Exercise input:
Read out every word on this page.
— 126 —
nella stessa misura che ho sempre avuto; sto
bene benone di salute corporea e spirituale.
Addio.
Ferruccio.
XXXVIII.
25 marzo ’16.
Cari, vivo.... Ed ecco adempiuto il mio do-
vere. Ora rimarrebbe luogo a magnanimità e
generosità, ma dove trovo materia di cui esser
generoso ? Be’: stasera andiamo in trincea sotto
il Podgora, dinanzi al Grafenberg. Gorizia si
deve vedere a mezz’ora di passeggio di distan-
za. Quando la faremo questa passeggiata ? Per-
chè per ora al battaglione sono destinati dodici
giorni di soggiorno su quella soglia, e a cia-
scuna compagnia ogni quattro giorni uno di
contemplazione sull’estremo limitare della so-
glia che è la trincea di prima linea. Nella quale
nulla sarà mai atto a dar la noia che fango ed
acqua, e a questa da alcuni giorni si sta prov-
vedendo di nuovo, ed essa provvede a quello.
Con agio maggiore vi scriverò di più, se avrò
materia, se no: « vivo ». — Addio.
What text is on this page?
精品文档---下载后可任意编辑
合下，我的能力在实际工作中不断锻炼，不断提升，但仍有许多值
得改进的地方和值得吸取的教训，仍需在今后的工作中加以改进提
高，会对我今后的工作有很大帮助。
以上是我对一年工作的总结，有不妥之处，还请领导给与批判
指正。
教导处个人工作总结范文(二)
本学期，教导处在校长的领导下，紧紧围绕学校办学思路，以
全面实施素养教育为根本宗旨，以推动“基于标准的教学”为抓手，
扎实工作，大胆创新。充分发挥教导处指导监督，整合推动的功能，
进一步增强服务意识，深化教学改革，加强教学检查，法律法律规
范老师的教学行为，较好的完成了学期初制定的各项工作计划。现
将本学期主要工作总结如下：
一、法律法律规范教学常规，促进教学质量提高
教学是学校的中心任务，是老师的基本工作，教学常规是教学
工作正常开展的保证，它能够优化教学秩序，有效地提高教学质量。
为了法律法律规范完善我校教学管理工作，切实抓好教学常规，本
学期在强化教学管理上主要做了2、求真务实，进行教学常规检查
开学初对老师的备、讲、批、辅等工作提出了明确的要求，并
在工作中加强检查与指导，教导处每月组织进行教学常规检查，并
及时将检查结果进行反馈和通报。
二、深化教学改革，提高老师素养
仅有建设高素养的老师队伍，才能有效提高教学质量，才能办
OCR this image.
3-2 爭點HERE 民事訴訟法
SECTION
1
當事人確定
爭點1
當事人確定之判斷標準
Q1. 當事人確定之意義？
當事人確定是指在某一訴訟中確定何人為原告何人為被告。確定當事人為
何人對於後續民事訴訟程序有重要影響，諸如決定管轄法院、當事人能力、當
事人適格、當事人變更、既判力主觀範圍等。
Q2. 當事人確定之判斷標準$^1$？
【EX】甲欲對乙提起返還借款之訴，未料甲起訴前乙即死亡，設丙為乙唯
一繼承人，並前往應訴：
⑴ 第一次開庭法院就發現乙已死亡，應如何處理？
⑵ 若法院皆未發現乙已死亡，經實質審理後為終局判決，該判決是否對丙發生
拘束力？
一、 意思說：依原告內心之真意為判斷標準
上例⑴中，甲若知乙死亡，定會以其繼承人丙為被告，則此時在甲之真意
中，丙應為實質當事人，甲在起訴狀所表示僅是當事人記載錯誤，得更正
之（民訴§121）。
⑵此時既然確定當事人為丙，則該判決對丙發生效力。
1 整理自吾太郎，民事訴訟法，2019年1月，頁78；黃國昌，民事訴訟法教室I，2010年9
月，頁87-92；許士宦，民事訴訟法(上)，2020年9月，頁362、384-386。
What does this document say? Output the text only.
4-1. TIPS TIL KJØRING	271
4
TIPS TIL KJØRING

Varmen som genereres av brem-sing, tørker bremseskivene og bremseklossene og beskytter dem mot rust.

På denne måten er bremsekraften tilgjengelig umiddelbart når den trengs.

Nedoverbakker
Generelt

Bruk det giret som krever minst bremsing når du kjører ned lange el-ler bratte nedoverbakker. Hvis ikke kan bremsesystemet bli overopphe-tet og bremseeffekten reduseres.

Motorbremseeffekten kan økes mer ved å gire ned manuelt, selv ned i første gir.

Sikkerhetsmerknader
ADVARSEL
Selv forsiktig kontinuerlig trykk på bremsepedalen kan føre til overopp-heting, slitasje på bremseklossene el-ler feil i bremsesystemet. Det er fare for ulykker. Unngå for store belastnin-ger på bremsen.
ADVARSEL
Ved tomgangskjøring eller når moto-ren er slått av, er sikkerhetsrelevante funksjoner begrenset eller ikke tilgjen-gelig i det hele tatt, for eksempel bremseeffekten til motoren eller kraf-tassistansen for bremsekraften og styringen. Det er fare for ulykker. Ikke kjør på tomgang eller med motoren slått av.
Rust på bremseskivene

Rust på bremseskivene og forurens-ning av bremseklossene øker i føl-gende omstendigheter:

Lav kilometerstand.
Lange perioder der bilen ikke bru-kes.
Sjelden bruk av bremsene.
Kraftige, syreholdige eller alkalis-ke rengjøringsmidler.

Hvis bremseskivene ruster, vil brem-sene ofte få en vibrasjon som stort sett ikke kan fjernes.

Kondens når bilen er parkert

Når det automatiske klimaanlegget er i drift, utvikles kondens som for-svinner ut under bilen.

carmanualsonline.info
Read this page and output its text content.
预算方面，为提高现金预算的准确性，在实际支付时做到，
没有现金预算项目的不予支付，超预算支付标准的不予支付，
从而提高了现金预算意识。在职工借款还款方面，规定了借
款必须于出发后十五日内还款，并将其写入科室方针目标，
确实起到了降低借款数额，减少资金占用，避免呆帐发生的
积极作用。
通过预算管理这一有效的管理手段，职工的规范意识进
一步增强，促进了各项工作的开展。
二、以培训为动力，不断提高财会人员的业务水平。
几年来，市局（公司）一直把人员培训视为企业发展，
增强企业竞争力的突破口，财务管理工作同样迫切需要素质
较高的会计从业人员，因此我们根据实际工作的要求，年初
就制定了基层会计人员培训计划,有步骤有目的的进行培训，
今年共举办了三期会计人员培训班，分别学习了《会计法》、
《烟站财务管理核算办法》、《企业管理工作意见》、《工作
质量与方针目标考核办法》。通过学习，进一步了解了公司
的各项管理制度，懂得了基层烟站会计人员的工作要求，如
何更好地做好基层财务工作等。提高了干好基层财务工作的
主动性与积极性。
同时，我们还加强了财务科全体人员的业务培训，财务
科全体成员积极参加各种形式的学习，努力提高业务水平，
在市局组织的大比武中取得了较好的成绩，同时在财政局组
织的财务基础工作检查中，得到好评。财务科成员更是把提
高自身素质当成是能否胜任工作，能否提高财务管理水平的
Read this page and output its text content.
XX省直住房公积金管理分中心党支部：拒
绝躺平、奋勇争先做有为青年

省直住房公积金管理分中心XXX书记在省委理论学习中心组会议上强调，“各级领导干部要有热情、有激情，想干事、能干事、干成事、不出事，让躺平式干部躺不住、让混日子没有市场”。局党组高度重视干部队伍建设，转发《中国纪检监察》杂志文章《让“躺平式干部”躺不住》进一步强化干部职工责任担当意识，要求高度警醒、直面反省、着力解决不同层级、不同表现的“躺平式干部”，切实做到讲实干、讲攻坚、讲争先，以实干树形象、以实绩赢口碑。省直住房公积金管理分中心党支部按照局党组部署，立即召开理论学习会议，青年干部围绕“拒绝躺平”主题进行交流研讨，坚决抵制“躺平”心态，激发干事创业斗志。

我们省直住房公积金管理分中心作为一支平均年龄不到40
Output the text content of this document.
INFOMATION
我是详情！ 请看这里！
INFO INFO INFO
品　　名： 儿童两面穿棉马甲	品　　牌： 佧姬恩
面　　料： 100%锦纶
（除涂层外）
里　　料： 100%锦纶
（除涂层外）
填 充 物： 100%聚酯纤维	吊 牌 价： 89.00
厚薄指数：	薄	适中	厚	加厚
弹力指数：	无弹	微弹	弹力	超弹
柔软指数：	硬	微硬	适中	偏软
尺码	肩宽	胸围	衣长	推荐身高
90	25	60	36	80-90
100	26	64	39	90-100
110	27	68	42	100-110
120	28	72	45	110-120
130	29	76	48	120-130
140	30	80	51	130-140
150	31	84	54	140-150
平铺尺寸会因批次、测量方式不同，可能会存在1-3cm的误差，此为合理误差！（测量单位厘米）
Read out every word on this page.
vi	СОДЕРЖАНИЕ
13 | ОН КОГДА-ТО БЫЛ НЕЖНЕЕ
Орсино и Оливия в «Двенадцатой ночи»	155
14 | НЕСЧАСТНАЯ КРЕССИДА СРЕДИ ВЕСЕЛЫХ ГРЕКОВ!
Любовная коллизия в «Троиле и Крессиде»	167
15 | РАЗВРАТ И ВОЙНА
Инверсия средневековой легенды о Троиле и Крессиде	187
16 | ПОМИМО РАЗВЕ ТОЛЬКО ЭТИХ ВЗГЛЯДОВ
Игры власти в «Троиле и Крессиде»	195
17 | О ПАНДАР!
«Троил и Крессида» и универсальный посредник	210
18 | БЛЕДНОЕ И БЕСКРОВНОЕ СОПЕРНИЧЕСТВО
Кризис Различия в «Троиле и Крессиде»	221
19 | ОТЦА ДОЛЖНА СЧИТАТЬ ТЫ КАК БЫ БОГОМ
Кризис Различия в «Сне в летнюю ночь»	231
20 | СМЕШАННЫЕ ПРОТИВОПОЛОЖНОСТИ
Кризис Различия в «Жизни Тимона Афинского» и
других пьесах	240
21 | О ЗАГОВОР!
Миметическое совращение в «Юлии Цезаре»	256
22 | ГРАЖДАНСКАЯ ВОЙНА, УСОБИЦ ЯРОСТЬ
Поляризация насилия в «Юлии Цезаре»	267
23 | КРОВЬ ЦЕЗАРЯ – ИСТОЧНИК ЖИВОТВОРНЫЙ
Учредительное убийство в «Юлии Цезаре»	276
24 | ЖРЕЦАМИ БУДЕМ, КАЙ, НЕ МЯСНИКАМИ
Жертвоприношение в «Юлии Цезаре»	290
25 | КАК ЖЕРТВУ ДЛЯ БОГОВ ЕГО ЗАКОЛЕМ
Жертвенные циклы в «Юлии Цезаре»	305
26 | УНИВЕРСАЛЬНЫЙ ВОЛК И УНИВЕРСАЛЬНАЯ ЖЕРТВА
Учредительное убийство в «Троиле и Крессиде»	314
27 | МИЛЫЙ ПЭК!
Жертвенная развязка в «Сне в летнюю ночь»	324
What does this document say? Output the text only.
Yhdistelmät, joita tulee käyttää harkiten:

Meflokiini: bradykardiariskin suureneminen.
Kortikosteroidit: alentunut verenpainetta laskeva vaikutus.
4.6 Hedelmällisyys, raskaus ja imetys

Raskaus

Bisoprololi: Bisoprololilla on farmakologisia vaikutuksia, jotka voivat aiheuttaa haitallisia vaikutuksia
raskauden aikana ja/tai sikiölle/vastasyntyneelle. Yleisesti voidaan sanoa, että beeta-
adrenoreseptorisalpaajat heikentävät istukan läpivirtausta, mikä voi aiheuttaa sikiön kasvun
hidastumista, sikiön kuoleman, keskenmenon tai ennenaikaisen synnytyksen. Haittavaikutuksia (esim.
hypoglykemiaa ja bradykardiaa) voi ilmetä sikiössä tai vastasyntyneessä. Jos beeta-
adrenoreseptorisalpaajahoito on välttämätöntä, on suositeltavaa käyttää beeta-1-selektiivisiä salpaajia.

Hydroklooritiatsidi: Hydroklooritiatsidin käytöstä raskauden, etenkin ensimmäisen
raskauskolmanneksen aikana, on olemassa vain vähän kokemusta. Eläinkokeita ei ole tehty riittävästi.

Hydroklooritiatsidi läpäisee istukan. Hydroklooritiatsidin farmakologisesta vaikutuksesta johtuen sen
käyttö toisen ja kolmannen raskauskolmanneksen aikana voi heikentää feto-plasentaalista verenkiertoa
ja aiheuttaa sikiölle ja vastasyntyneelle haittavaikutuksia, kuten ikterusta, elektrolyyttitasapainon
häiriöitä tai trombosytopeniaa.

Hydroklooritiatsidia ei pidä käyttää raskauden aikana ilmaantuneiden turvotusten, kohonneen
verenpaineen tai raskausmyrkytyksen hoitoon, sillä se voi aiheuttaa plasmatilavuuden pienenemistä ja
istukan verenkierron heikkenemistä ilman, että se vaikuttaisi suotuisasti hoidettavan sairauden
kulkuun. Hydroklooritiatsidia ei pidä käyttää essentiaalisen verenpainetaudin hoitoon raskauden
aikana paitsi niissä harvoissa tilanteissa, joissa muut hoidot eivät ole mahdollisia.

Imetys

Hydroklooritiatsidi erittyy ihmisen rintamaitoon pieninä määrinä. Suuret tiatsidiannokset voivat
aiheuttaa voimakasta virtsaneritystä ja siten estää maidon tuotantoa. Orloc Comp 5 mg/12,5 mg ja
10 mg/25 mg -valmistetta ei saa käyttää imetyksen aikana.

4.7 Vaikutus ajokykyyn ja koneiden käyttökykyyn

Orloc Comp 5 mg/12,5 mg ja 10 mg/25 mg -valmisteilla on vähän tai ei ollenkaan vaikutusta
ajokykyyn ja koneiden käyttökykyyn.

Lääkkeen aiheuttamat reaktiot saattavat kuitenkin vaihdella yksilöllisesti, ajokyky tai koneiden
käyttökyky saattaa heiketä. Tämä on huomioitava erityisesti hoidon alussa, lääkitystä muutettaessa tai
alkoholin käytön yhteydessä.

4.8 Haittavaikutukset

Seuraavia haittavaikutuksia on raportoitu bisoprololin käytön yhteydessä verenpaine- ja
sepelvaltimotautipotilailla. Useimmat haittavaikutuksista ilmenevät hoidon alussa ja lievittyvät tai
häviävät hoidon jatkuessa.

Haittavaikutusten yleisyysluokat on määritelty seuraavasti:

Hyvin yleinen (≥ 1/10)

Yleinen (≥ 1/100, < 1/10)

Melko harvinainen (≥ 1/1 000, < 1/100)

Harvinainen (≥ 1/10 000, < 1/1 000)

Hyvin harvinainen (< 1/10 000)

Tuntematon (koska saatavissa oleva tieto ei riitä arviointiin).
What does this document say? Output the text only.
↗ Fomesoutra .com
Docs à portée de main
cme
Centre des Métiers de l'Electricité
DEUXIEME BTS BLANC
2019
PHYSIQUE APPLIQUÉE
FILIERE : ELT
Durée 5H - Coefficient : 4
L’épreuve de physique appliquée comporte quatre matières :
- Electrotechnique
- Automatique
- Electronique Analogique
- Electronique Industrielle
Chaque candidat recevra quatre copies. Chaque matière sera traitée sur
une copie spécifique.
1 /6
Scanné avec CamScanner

Do this:
Gather from the records above every line containing the string "Троиле".

Correct result:
Любовная коллизия в «Троиле и Крессиде»	167
Инверсия средневековой легенды о Троиле и Крессиде	187
Игры власти в «Троиле и Крессиде»	195
Кризис Различия в «Троиле и Крессиде»	221
Учредительное убийство в «Троиле и Крессиде»	314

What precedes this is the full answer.